[START INPUT DATA]

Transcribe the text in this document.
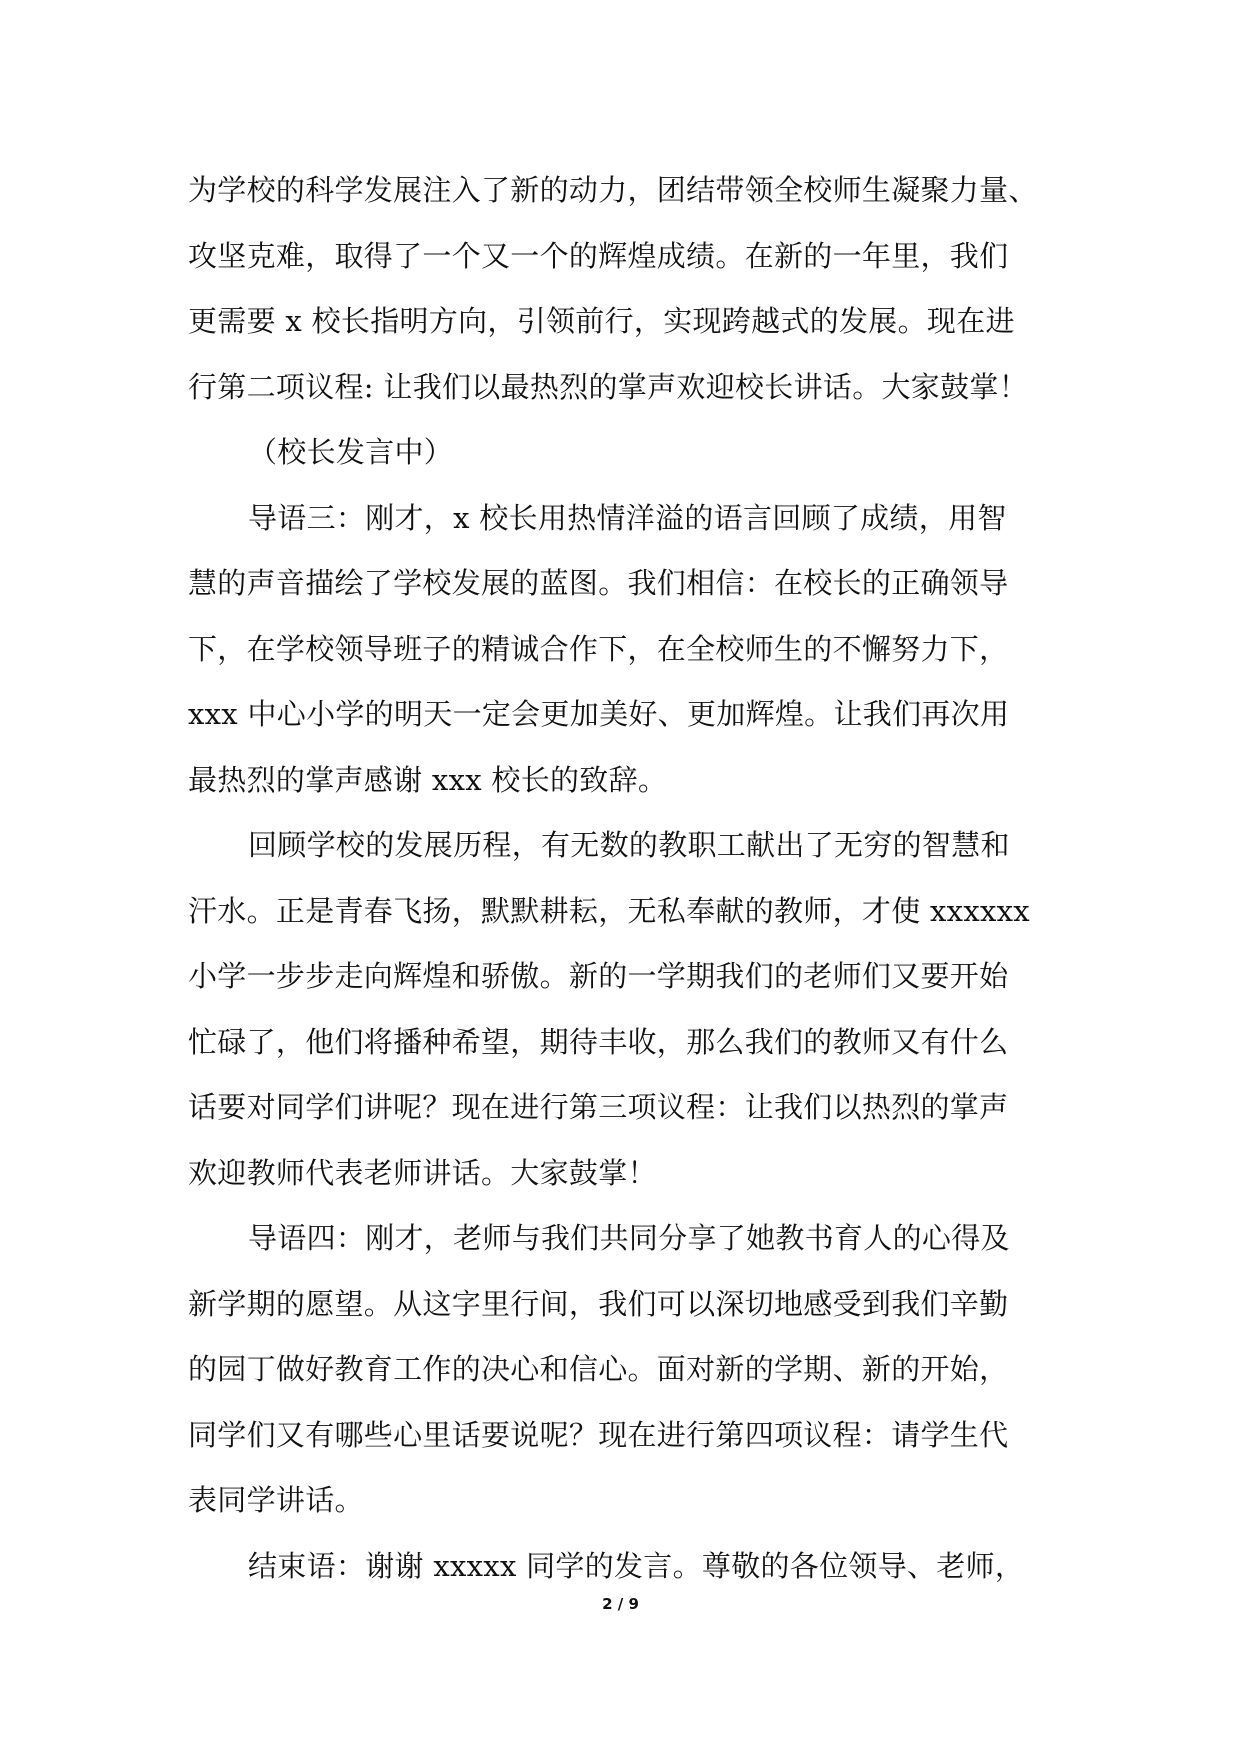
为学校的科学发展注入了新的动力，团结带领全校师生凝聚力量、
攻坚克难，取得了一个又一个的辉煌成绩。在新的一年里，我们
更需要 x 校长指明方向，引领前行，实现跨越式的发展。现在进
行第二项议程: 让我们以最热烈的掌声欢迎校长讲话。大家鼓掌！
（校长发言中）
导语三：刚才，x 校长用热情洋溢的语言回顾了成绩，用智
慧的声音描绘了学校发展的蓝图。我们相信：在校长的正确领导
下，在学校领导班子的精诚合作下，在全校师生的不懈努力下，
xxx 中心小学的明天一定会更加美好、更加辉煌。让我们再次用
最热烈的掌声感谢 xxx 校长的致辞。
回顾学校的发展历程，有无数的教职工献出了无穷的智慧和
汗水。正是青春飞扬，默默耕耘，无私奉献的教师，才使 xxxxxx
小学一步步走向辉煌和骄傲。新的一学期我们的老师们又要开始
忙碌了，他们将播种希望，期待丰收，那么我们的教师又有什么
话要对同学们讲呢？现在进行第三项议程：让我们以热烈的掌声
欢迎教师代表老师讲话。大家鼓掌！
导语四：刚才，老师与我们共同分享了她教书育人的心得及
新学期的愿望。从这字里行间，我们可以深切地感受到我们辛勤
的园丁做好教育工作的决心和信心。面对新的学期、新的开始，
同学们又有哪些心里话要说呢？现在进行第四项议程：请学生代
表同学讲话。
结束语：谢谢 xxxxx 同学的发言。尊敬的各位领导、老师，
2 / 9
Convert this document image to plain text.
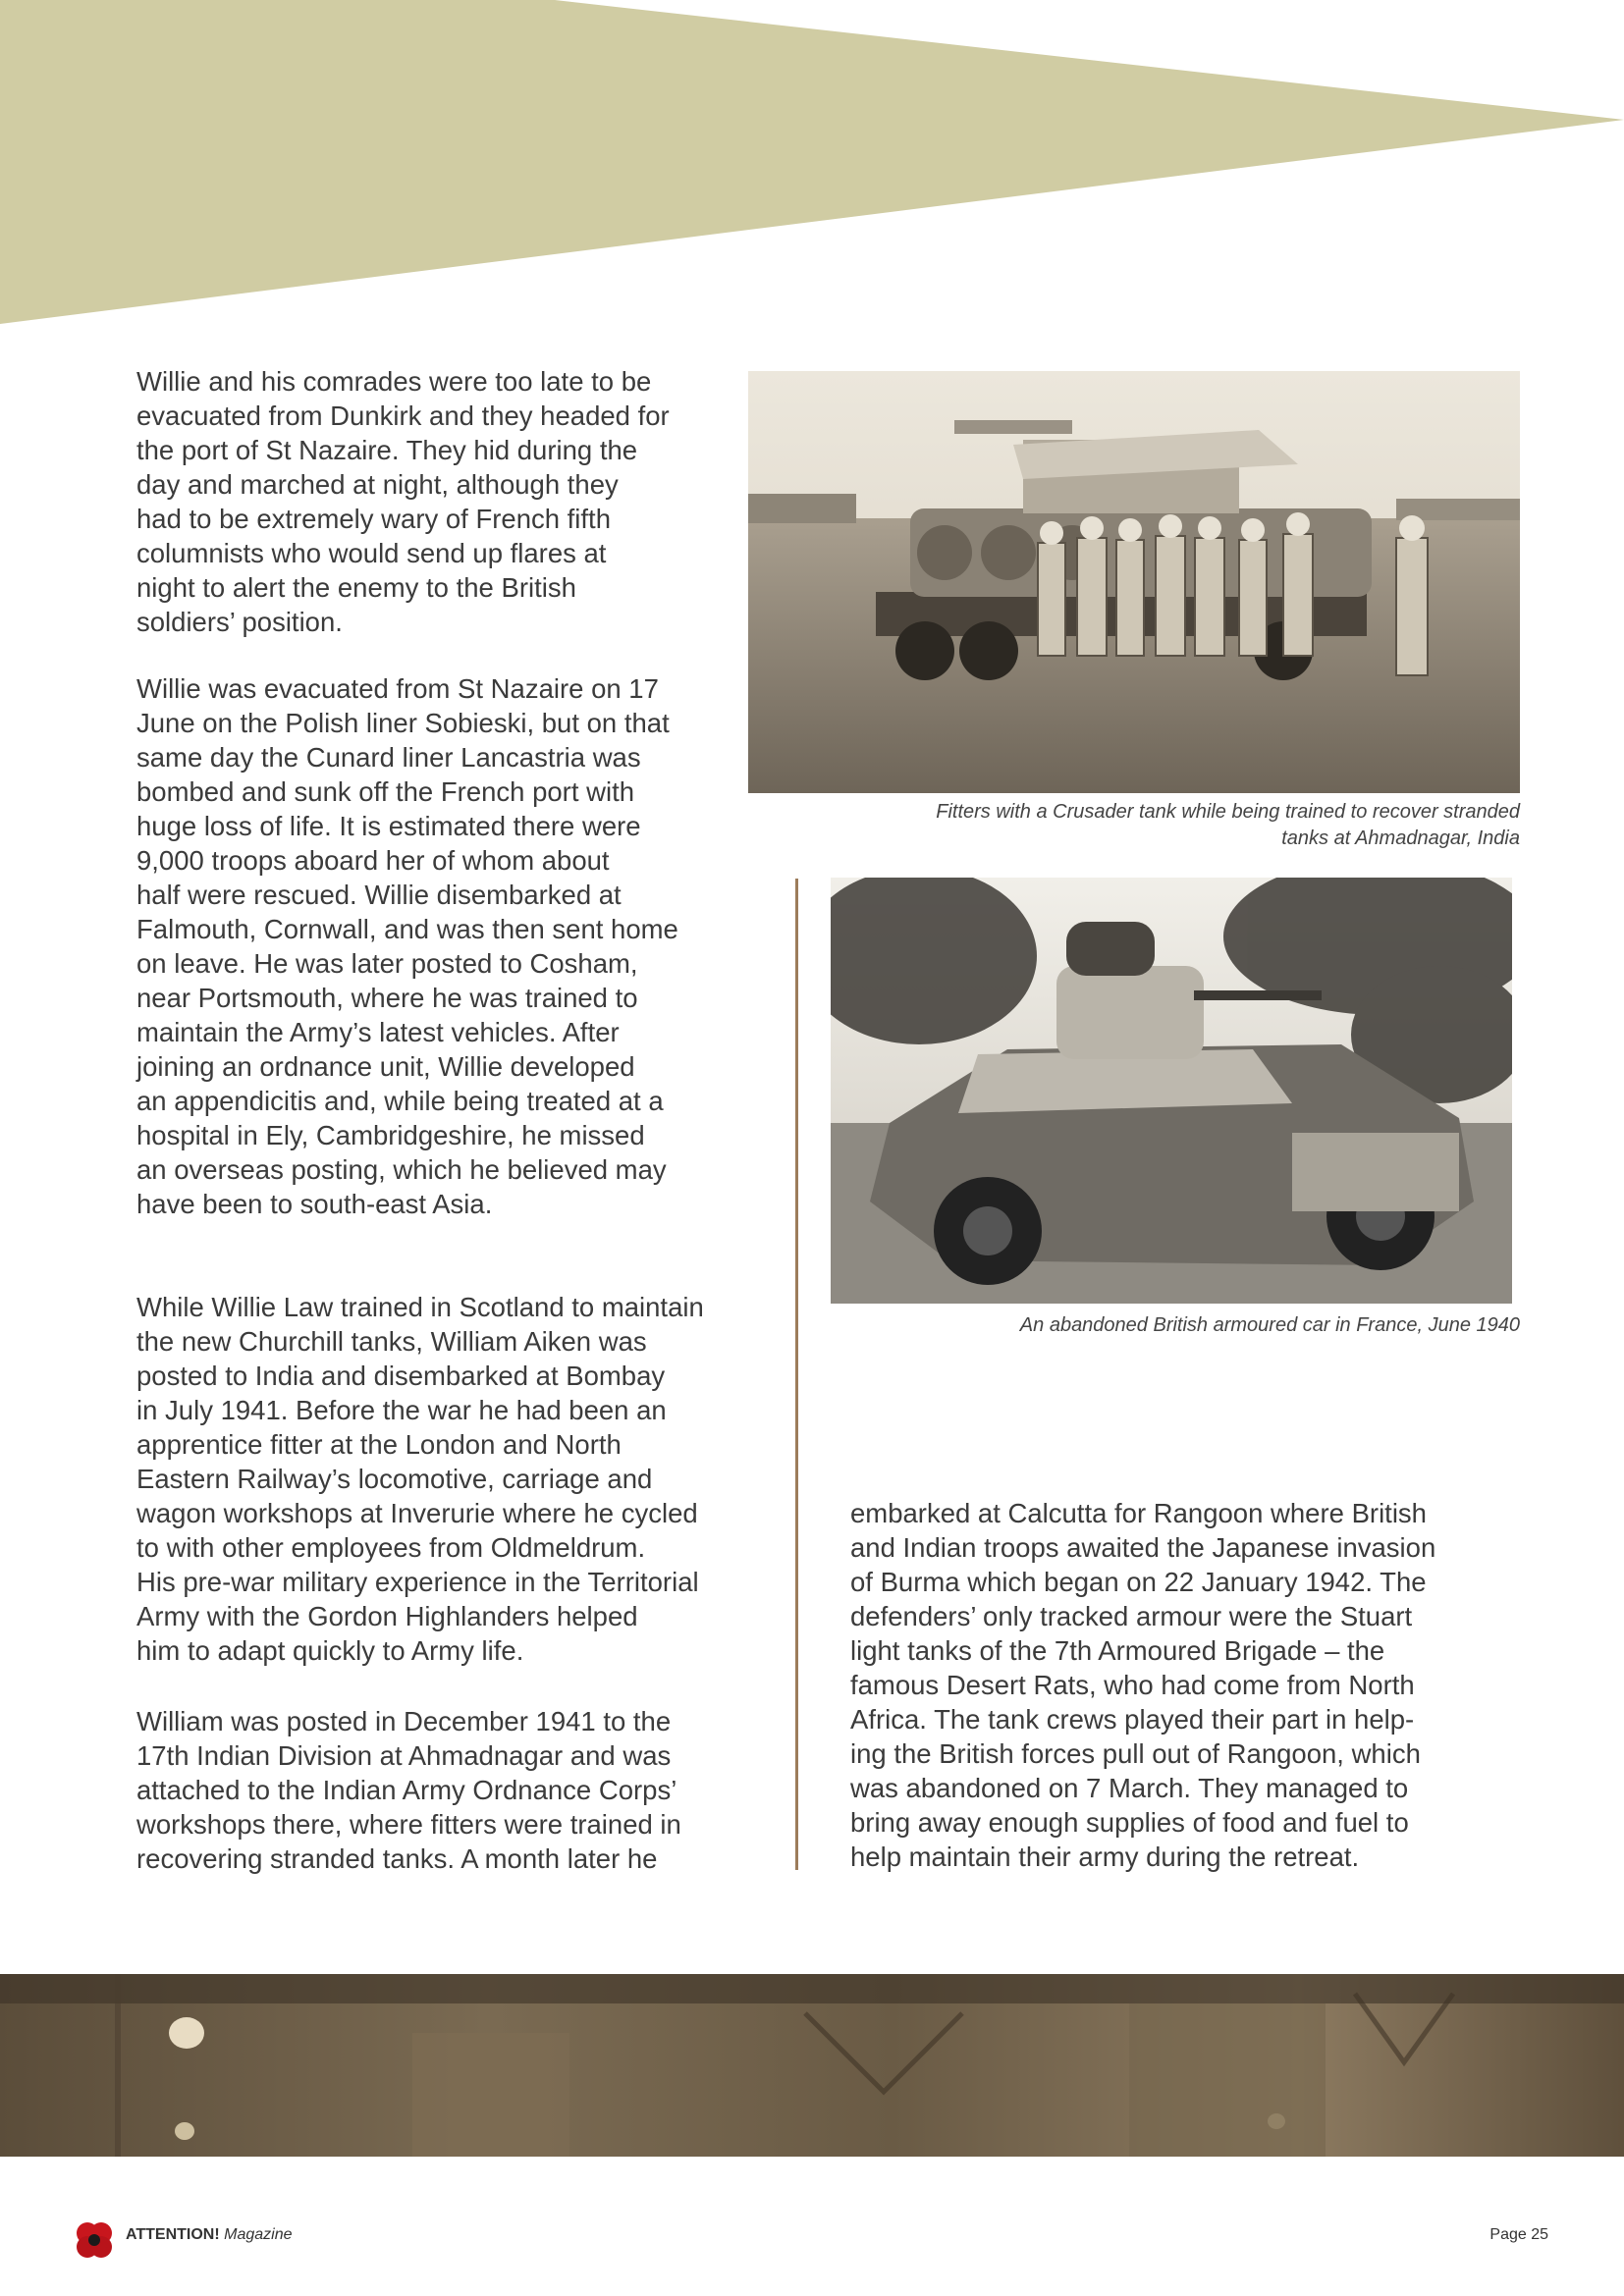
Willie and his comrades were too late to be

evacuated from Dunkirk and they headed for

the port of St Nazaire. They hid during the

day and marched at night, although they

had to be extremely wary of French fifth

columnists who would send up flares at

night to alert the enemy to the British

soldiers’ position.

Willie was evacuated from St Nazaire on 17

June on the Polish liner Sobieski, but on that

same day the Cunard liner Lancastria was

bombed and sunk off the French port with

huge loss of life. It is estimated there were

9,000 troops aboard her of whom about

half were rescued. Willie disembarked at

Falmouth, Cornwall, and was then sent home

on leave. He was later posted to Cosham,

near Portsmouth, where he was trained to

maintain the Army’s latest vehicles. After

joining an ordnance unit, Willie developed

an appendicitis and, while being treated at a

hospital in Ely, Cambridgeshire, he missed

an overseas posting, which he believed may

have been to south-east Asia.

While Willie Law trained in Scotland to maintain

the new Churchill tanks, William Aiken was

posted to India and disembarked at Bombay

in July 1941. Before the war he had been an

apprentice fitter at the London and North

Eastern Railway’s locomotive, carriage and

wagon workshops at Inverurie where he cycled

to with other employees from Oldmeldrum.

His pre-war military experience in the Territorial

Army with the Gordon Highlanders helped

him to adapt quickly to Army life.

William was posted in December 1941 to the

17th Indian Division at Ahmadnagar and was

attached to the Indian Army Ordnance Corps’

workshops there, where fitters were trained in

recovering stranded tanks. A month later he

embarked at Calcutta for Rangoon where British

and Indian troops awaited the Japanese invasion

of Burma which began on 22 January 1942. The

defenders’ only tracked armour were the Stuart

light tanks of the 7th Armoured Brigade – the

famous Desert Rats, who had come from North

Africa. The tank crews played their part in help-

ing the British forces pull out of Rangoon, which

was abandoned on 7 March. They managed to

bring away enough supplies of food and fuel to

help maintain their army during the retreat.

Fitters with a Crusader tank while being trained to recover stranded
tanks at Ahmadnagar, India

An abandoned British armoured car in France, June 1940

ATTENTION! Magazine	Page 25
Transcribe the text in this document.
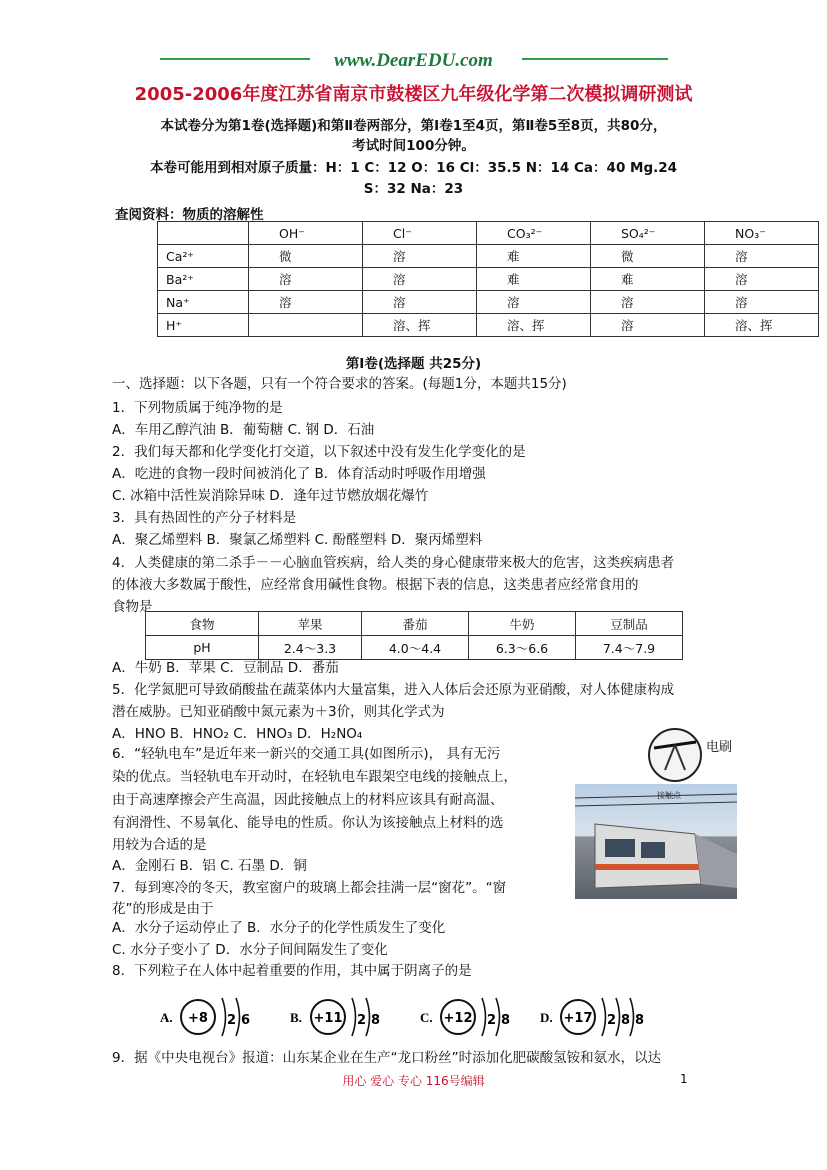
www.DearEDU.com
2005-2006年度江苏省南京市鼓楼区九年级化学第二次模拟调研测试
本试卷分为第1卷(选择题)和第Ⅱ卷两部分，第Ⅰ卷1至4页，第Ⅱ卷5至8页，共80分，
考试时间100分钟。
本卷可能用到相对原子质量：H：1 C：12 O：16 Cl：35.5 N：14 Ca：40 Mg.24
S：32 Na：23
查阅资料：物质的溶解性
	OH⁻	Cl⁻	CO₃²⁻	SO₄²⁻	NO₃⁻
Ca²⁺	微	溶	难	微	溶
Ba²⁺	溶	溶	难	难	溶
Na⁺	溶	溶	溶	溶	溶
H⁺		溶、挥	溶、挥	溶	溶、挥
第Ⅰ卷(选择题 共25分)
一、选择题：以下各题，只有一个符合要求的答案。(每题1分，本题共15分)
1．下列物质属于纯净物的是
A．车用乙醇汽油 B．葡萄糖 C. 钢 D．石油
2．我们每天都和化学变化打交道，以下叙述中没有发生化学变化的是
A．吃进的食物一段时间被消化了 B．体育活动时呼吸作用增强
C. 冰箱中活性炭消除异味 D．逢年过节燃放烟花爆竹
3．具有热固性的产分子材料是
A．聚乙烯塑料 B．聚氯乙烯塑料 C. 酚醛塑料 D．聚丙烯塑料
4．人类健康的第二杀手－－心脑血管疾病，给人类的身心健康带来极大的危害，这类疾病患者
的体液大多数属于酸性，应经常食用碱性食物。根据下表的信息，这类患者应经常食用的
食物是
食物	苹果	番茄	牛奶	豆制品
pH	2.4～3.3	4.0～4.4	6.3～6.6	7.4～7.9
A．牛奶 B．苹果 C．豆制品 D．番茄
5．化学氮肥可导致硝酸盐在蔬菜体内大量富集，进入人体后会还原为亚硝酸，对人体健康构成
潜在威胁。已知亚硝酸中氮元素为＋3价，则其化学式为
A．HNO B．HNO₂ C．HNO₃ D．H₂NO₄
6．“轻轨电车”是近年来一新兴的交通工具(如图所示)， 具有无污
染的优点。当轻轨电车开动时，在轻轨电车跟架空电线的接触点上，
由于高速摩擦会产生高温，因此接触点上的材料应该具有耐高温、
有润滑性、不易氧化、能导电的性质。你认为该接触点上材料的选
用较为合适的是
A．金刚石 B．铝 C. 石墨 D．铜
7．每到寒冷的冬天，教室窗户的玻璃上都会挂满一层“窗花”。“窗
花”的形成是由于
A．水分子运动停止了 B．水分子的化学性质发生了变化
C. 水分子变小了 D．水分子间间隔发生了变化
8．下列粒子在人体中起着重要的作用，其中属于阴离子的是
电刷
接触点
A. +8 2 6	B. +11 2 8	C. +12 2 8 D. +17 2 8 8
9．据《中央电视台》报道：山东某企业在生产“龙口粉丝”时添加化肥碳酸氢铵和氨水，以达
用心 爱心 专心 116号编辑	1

[END INPUT DATA]

# TASK DIRECTIONS
Copy all lines of the listing above that contain the string "British".

# FULL SOLUTION
night to alert the enemy to the British
embarked at Calcutta for Rangoon where British
ing the British forces pull out of Rangoon, which
An abandoned British armoured car in France, June 1940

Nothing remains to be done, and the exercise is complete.